Your instructions: The material below should be written out in full and exactly; pictures stay out of the copy.

Supplied records:
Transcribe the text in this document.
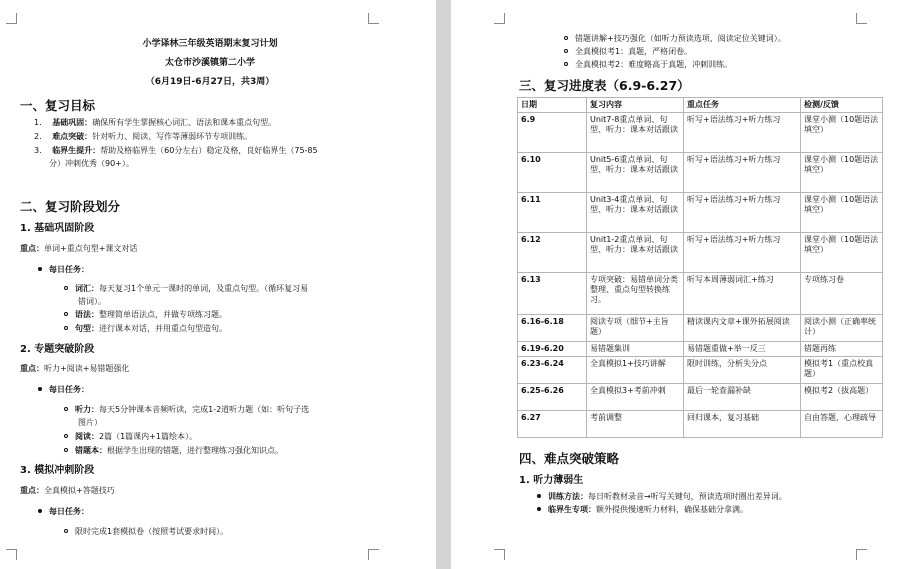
小学译林三年级英语期末复习计划
太仓市沙溪镇第二小学
（6月19日-6月27日，共3周）
一、复习目标
1. 基础巩固：确保所有学生掌握核心词汇、语法和课本重点句型。
2. 难点突破：针对听力、阅读、写作等薄弱环节专项训练。
3. 临界生提升：帮助及格临界生（60分左右）稳定及格，良好临界生（75-85
分）冲刺优秀（90+）。
二、复习阶段划分
1. 基础巩固阶段
重点：单词+重点句型+课文对话
每日任务：
词汇：每天复习1个单元一课时的单词，及重点句型。（循环复习易
错词）。
语法：整理简单语法点，并做专项练习题。
句型：进行课本对话，并用重点句型造句。
2. 专题突破阶段
重点：听力+阅读+易错题强化
每日任务：
听力：每天5分钟课本音频听读，完成1-2道听力题（如：听句子选
图片）
阅读：2篇（1篇课内+1篇绘本）。
错题本：根据学生出现的错题，进行整理练习强化知识点。
3. 模拟冲刺阶段
重点：全真模拟+答题技巧
每日任务：
限时完成1套模拟卷（按照考试要求时间）。
错题讲解+技巧强化（如听力预读选项、阅读定位关键词）。
全真模拟考1：真题，严格闭卷。
全真模拟考2：难度略高于真题，冲刺训练。
三、复习进度表（6.9-6.27）
日期	复习内容	重点任务	检测/反馈
6.9	Unit7-8重点单词、句型、听力：课本对话跟读	听写+语法练习+听力练习	课堂小测（10题语法填空）
6.10	Unit5-6重点单词、句型、听力：课本对话跟读	听写+语法练习+听力练习	课堂小测（10题语法填空）
6.11	Unit3-4重点单词、句型、听力：课本对话跟读	听写+语法练习+听力练习	课堂小测（10题语法填空）
6.12	Unit1-2重点单词、句型、听力：课本对话跟读	听写+语法练习+听力练习	课堂小测（10题语法填空）
6.13	专项突破：易错单词分类整理、重点句型转换练习。	听写本周薄弱词汇+练习	专项练习卷
6.16-6.18	阅读专项（细节+主旨题）	精读课内文章+课外拓展阅读	阅读小测（正确率统计）
6.19-6.20	易错题集训	易错题重做+举一反三	错题再练
6.23-6.24	全真模拟1+技巧讲解	限时训练，分析失分点	模拟考1（重点校真题）
6.25-6.26	全真模拟3+考前冲刺	最后一轮查漏补缺	模拟考2（拔高题）
6.27	考前调整	回归课本，复习基础	自由答题，心理疏导
四、难点突破策略
1. 听力薄弱生
训练方法：每日听教材录音→听写关键句，预读选项时圈出差异词。
临界生专项：额外提供慢速听力材料，确保基础分拿满。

Full solution:
Transcribe the text in this document.
小学译林三年级英语期末复习计划
太仓市沙溪镇第二小学
（6月19日-6月27日，共3周）
一、复习目标
1. 基础巩固：确保所有学生掌握核心词汇、语法和课本重点句型。
2. 难点突破：针对听力、阅读、写作等薄弱环节专项训练。
3. 临界生提升：帮助及格临界生（60分左右）稳定及格，良好临界生（75-85
分）冲刺优秀（90+）。
二、复习阶段划分
1. 基础巩固阶段
重点：单词+重点句型+课文对话
每日任务：
词汇：每天复习1个单元一课时的单词，及重点句型。（循环复习易
错词）。
语法：整理简单语法点，并做专项练习题。
句型：进行课本对话，并用重点句型造句。
2. 专题突破阶段
重点：听力+阅读+易错题强化
每日任务：
听力：每天5分钟课本音频听读，完成1-2道听力题（如：听句子选
图片）
阅读：2篇（1篇课内+1篇绘本）。
错题本：根据学生出现的错题，进行整理练习强化知识点。
3. 模拟冲刺阶段
重点：全真模拟+答题技巧
每日任务：
限时完成1套模拟卷（按照考试要求时间）。
错题讲解+技巧强化（如听力预读选项、阅读定位关键词）。
全真模拟考1：真题，严格闭卷。
全真模拟考2：难度略高于真题，冲刺训练。
三、复习进度表（6.9-6.27）
日期	复习内容	重点任务	检测/反馈
6.9	Unit7-8重点单词、句型、听力：课本对话跟读	听写+语法练习+听力练习	课堂小测（10题语法填空）
6.10	Unit5-6重点单词、句型、听力：课本对话跟读	听写+语法练习+听力练习	课堂小测（10题语法填空）
6.11	Unit3-4重点单词、句型、听力：课本对话跟读	听写+语法练习+听力练习	课堂小测（10题语法填空）
6.12	Unit1-2重点单词、句型、听力：课本对话跟读	听写+语法练习+听力练习	课堂小测（10题语法填空）
6.13	专项突破：易错单词分类整理、重点句型转换练习。	听写本周薄弱词汇+练习	专项练习卷
6.16-6.18	阅读专项（细节+主旨题）	精读课内文章+课外拓展阅读	阅读小测（正确率统计）
6.19-6.20	易错题集训	易错题重做+举一反三	错题再练
6.23-6.24	全真模拟1+技巧讲解	限时训练，分析失分点	模拟考1（重点校真题）
6.25-6.26	全真模拟3+考前冲刺	最后一轮查漏补缺	模拟考2（拔高题）
6.27	考前调整	回归课本，复习基础	自由答题，心理疏导
四、难点突破策略
1. 听力薄弱生
训练方法：每日听教材录音→听写关键句，预读选项时圈出差异词。
临界生专项：额外提供慢速听力材料，确保基础分拿满。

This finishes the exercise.